JOB: Copy every record below, exactly as written.

********

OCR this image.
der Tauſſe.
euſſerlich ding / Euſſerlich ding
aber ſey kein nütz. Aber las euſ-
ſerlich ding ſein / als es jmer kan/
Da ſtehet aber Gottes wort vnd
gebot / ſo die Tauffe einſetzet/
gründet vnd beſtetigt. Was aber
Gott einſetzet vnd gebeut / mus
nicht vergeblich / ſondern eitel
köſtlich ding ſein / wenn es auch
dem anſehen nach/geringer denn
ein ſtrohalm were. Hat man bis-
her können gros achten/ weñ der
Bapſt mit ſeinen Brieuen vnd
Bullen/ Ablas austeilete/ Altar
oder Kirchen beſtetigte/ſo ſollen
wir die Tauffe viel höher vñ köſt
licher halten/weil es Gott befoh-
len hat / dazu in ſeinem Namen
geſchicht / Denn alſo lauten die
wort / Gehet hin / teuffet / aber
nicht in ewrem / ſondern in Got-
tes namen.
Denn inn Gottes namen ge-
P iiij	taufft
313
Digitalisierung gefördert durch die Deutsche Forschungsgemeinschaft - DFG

********

SOLUTION:
OCR this image.
der Tauſſe.
euſſerlich ding / Euſſerlich ding
aber ſey kein nütz. Aber las euſ-
ſerlich ding ſein / als es jmer kan/
Da ſtehet aber Gottes wort vnd
gebot / ſo die Tauffe einſetzet/
gründet vnd beſtetigt. Was aber
Gott einſetzet vnd gebeut / mus
nicht vergeblich / ſondern eitel
köſtlich ding ſein / wenn es auch
dem anſehen nach/geringer denn
ein ſtrohalm were. Hat man bis-
her können gros achten/ weñ der
Bapſt mit ſeinen Brieuen vnd
Bullen/ Ablas austeilete/ Altar
oder Kirchen beſtetigte/ſo ſollen
wir die Tauffe viel höher vñ köſt
licher halten/weil es Gott befoh-
len hat / dazu in ſeinem Namen
geſchicht / Denn alſo lauten die
wort / Gehet hin / teuffet / aber
nicht in ewrem / ſondern in Got-
tes namen.
Denn inn Gottes namen ge-
P iiij	taufft
313
Digitalisierung gefördert durch die Deutsche Forschungsgemeinschaft - DFG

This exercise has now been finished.